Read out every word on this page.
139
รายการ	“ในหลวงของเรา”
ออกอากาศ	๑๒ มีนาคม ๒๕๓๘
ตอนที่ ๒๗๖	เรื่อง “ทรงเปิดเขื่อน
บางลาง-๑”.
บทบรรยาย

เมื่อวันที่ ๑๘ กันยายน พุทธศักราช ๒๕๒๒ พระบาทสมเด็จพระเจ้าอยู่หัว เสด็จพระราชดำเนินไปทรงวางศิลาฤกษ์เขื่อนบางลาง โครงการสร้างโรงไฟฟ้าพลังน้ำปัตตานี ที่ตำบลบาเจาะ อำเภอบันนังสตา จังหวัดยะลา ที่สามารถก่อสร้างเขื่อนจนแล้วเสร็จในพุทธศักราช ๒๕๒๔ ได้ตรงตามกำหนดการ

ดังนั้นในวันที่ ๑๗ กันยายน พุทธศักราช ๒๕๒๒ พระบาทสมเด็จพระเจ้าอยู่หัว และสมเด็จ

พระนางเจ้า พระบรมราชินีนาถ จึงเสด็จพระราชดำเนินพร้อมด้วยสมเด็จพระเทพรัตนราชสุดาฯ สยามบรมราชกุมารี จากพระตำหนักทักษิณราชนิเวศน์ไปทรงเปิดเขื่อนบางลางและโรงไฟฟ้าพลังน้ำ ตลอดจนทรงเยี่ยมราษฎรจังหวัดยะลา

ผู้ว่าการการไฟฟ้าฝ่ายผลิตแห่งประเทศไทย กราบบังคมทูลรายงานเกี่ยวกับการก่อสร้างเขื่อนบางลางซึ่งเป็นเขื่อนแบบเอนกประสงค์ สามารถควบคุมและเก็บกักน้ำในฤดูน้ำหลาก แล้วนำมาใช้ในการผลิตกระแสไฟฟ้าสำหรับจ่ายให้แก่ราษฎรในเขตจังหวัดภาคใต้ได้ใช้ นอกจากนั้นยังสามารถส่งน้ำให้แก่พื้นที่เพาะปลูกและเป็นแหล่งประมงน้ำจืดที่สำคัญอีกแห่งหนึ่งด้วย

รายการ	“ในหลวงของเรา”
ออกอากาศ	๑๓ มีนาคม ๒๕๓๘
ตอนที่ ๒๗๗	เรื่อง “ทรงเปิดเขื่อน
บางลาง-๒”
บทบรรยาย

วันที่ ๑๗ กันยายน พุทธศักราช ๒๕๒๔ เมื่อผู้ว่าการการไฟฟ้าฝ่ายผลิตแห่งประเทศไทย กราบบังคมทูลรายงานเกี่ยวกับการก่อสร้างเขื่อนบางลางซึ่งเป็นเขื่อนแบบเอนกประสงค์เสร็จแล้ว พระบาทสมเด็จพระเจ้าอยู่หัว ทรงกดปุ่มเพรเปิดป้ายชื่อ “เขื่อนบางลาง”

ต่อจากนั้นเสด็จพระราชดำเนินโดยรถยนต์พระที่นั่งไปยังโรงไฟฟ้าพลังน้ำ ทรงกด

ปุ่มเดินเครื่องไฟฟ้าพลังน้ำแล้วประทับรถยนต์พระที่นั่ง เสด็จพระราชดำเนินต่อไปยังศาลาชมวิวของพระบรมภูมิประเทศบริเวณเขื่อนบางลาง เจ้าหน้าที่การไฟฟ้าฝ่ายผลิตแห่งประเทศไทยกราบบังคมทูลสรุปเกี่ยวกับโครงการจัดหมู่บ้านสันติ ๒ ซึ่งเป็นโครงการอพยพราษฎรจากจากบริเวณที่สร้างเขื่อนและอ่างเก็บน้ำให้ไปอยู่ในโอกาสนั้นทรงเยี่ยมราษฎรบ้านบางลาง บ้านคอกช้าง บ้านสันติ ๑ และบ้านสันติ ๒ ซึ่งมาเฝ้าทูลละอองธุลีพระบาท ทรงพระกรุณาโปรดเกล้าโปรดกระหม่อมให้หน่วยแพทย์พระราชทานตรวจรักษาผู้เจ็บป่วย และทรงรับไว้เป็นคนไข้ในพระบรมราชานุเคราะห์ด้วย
...
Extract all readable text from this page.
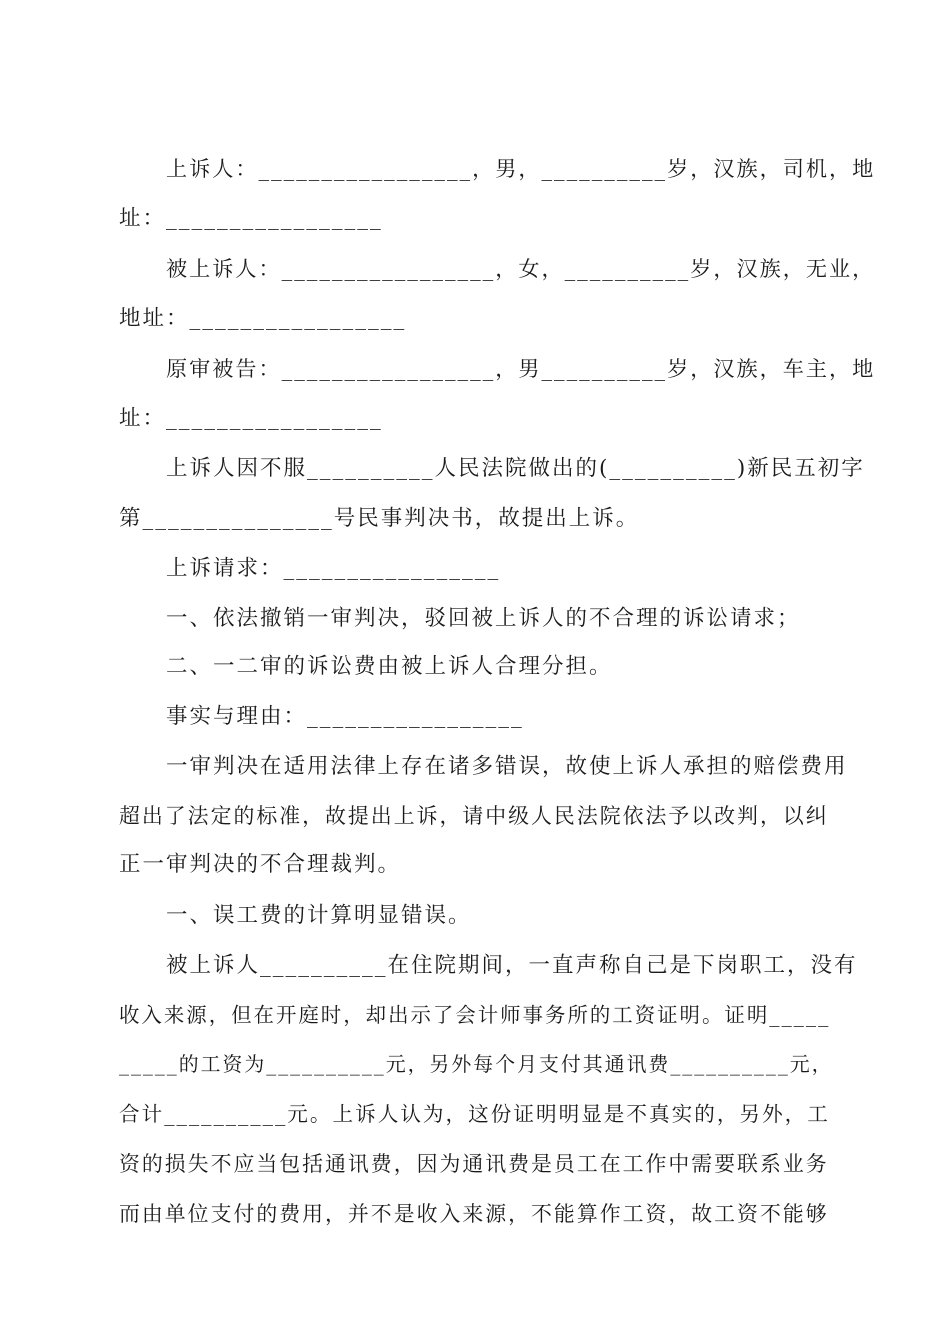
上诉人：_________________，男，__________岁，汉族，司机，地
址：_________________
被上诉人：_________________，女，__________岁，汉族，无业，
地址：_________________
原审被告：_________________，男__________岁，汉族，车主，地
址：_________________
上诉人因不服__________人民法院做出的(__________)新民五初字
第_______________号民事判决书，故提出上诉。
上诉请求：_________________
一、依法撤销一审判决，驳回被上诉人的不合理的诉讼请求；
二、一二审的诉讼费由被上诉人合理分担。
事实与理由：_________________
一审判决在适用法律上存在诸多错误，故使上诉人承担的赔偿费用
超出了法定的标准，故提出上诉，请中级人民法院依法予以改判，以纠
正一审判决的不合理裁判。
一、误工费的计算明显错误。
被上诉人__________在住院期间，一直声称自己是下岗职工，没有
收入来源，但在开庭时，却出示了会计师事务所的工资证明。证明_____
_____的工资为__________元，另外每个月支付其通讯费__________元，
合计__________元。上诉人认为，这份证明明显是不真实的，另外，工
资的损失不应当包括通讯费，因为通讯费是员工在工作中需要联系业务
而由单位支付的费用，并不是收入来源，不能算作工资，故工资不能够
--
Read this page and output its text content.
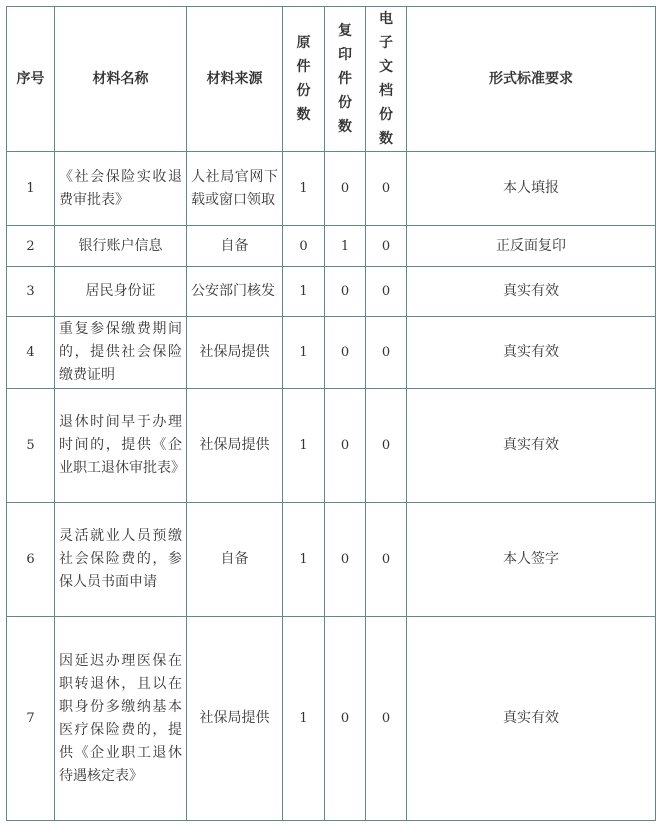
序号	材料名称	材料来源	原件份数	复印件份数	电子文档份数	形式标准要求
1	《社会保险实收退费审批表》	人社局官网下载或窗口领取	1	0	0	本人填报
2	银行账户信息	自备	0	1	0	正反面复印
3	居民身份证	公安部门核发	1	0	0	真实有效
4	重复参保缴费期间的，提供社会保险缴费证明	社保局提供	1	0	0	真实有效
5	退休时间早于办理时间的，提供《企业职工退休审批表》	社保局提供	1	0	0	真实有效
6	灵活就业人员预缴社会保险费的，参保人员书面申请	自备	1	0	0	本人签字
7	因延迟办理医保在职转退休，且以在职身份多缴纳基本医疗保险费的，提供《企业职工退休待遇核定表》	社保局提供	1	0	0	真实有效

* STATED GOAL:
Search the listing above for the string "真实有效". Copy every line that contains it.

* WORKED SOLUTION:
3	居民身份证	公安部门核发	1	0	0	真实有效
4	重复参保缴费期间的，提供社会保险缴费证明	社保局提供	1	0	0	真实有效
5	退休时间早于办理时间的，提供《企业职工退休审批表》	社保局提供	1	0	0	真实有效
7	因延迟办理医保在职转退休，且以在职身份多缴纳基本医疗保险费的，提供《企业职工退休待遇核定表》	社保局提供	1	0	0	真实有效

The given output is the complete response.